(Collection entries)
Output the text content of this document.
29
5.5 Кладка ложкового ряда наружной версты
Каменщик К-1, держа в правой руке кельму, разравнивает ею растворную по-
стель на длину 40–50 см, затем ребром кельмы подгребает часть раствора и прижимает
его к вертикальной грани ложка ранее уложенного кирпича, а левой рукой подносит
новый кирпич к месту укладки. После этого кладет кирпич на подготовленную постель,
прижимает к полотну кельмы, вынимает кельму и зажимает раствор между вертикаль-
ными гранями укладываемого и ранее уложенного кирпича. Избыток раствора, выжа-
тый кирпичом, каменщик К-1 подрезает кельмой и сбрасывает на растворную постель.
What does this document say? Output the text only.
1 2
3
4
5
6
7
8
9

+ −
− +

Goal: Restate each record word for word.

Answer to the problem:
Output the text content of this document.
29
5.5 Кладка ложкового ряда наружной версты
Каменщик К-1, держа в правой руке кельму, разравнивает ею растворную по-
стель на длину 40–50 см, затем ребром кельмы подгребает часть раствора и прижимает
его к вертикальной грани ложка ранее уложенного кирпича, а левой рукой подносит
новый кирпич к месту укладки. После этого кладет кирпич на подготовленную постель,
прижимает к полотну кельмы, вынимает кельму и зажимает раствор между вертикаль-
ными гранями укладываемого и ранее уложенного кирпича. Избыток раствора, выжа-
тый кирпичом, каменщик К-1 подрезает кельмой и сбрасывает на растворную постель.
What does this document say? Output the text only.
1 2
3
4
5
6
7
8
9

+ −
− +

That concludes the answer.